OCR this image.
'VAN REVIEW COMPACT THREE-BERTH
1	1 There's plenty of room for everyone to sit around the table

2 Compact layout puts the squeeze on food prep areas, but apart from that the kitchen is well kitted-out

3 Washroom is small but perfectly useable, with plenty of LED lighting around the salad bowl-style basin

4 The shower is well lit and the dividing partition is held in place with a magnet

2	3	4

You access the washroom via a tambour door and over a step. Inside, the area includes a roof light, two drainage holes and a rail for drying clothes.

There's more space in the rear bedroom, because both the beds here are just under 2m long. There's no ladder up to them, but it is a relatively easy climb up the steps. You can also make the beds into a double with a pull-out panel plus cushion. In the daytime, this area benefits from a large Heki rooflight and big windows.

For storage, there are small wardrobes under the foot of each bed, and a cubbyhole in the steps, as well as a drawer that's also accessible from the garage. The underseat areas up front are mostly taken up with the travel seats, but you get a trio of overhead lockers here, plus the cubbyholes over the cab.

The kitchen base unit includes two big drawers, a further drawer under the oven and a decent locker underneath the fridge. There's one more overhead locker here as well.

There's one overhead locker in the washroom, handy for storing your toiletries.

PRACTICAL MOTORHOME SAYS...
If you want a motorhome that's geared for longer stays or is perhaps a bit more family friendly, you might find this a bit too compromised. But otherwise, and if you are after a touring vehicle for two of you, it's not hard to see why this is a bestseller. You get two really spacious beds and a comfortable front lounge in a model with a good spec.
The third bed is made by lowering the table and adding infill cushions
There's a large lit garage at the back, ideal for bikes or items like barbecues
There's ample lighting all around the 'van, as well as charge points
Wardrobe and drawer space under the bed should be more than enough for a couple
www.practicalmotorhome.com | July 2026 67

**What you have to do**
Which lines contain "kitchen"? Copy each of them.

**The solution**
2 Compact layout puts the squeeze on food prep areas, but apart from that the kitchen is well kitted-out
The kitchen base unit includes two big drawers, a further drawer under the oven and a decent locker underneath the fridge. There's one more overhead locker here as well.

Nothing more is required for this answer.